WHAT THE EXERCISE ASKS: Reproduce verbatim only the lines from the one containing "What does this" through the last line below, both included.

MATERIALS PROVIDED:
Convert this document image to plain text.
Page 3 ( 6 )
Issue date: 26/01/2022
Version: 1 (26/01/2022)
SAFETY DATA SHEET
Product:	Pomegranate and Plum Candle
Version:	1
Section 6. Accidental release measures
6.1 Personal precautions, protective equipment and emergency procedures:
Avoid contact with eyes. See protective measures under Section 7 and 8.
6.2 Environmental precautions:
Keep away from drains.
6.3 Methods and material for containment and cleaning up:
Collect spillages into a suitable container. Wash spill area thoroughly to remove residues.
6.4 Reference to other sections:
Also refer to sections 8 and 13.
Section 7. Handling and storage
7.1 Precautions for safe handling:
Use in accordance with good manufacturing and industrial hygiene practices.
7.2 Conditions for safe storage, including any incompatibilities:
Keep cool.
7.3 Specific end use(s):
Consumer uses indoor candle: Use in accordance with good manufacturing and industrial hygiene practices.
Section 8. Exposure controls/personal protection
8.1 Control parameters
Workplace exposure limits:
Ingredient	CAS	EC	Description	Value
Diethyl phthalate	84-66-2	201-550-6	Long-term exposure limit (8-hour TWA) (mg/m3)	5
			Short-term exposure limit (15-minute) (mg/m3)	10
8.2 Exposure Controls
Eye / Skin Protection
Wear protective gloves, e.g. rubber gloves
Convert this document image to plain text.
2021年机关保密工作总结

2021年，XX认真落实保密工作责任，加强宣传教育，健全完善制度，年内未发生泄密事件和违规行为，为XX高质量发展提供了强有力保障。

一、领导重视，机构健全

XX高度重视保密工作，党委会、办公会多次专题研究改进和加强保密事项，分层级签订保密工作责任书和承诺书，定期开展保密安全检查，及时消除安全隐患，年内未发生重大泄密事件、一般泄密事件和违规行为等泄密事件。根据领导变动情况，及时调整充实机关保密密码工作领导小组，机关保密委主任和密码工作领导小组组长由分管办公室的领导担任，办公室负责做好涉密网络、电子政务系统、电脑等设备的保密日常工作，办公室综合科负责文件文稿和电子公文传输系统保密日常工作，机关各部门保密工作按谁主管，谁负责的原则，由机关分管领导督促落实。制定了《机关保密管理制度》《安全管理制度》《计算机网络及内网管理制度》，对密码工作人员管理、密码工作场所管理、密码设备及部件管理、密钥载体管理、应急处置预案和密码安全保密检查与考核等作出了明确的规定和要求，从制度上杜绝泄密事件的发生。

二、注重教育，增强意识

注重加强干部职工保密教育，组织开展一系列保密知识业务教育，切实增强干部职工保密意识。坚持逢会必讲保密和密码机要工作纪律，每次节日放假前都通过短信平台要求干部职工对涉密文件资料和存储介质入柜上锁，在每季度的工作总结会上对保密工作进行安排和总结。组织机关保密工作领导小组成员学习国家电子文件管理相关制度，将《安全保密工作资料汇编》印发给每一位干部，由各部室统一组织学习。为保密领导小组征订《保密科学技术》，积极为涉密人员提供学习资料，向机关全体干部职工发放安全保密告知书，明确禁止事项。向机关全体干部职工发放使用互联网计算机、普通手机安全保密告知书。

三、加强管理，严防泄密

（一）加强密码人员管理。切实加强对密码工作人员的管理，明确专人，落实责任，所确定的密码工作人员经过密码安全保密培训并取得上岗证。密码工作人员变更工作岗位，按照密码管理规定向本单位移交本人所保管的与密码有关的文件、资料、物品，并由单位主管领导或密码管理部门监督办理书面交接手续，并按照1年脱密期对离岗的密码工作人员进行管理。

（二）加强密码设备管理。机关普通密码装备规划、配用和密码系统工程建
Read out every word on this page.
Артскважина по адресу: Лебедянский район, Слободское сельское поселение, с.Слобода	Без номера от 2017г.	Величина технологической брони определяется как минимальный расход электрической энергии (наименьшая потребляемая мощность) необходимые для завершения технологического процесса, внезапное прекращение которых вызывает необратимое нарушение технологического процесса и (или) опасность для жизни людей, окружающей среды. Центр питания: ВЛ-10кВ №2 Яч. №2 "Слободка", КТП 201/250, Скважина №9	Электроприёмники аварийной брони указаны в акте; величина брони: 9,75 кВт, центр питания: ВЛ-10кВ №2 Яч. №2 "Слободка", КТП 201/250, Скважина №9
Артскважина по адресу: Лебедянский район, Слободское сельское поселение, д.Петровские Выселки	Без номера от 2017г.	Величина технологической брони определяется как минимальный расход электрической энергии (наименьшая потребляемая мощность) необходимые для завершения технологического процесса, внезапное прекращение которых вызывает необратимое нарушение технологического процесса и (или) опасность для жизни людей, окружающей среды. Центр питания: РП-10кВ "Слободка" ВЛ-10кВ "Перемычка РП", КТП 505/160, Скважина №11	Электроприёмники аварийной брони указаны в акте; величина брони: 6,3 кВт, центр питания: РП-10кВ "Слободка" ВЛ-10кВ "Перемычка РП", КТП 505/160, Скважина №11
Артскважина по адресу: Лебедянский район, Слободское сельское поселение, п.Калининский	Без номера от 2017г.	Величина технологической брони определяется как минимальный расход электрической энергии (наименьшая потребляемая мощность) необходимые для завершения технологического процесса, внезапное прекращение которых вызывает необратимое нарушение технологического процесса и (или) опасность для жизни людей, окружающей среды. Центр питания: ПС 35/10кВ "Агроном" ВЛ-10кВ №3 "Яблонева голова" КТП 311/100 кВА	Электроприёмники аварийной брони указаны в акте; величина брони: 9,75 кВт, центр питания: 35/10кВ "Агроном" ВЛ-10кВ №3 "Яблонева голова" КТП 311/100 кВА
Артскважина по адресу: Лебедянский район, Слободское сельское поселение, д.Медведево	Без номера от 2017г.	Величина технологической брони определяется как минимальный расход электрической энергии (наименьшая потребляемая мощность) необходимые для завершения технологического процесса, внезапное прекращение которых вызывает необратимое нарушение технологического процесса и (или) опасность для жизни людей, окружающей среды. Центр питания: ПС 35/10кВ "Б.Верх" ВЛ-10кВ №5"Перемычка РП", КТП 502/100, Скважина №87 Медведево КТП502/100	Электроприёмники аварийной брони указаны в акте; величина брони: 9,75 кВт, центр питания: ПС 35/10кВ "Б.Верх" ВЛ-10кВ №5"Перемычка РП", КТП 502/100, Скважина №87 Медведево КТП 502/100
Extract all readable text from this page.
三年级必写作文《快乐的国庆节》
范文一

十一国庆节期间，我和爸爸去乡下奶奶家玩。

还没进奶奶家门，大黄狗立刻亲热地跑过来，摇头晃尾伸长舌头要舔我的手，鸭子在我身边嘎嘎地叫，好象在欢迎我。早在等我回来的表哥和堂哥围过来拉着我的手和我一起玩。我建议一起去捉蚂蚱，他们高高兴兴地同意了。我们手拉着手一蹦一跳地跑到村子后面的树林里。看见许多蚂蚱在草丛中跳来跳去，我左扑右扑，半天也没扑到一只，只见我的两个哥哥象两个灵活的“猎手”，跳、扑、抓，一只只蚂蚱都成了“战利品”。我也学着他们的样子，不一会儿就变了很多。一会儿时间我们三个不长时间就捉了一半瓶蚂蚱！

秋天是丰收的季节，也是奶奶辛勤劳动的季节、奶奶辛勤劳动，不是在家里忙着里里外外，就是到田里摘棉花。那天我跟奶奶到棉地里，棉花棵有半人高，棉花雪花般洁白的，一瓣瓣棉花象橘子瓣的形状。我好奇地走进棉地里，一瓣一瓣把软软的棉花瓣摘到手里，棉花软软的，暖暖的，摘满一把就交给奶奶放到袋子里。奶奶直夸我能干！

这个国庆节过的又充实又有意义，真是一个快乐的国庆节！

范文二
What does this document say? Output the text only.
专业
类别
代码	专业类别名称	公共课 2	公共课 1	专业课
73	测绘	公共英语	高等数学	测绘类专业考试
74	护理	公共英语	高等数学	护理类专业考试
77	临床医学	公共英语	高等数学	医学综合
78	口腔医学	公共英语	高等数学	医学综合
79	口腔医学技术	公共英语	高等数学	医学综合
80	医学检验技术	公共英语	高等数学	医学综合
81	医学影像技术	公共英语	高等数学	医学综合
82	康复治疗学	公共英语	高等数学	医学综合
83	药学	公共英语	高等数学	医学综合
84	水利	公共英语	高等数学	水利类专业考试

EXERCISE RESPONSE:
What does this document say? Output the text only.
专业
类别
代码	专业类别名称	公共课 2	公共课 1	专业课
73	测绘	公共英语	高等数学	测绘类专业考试
74	护理	公共英语	高等数学	护理类专业考试
77	临床医学	公共英语	高等数学	医学综合
78	口腔医学	公共英语	高等数学	医学综合
79	口腔医学技术	公共英语	高等数学	医学综合
80	医学检验技术	公共英语	高等数学	医学综合
81	医学影像技术	公共英语	高等数学	医学综合
82	康复治疗学	公共英语	高等数学	医学综合
83	药学	公共英语	高等数学	医学综合
84	水利	公共英语	高等数学	水利类专业考试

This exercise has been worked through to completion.